Aim of the exercise
Pull out every line with the word "each" from the entries below.

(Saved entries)
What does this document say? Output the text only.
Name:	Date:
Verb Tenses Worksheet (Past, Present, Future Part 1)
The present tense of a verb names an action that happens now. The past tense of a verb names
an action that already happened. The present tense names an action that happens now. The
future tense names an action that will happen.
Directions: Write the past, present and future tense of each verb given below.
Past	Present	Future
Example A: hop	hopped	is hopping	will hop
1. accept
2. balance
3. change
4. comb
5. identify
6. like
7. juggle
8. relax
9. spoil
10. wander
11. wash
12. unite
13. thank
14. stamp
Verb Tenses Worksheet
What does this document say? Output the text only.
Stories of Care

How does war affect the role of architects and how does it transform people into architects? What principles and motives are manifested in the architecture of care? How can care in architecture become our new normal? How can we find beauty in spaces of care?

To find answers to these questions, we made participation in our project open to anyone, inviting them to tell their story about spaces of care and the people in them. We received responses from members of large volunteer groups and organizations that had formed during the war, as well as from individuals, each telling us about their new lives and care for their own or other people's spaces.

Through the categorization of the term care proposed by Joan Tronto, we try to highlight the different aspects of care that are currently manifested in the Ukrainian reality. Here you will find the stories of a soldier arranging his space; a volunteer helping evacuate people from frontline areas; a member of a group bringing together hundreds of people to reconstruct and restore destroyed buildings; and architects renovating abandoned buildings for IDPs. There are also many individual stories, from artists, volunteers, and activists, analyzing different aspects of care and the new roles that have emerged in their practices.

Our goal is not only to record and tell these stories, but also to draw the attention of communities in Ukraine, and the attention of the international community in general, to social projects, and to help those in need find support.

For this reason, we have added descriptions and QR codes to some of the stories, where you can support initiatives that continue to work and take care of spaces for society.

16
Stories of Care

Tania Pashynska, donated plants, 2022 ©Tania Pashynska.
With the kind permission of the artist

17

Task solution
Directions: Write the past, present and future tense of each verb given below.
To find answers to these questions, we made participation in our project open to anyone, inviting them to tell their story about spaces of care and the people in them. We received responses from members of large volunteer groups and organizations that had formed during the war, as well as from individuals, each telling us about their new lives and care for their own or other people's spaces.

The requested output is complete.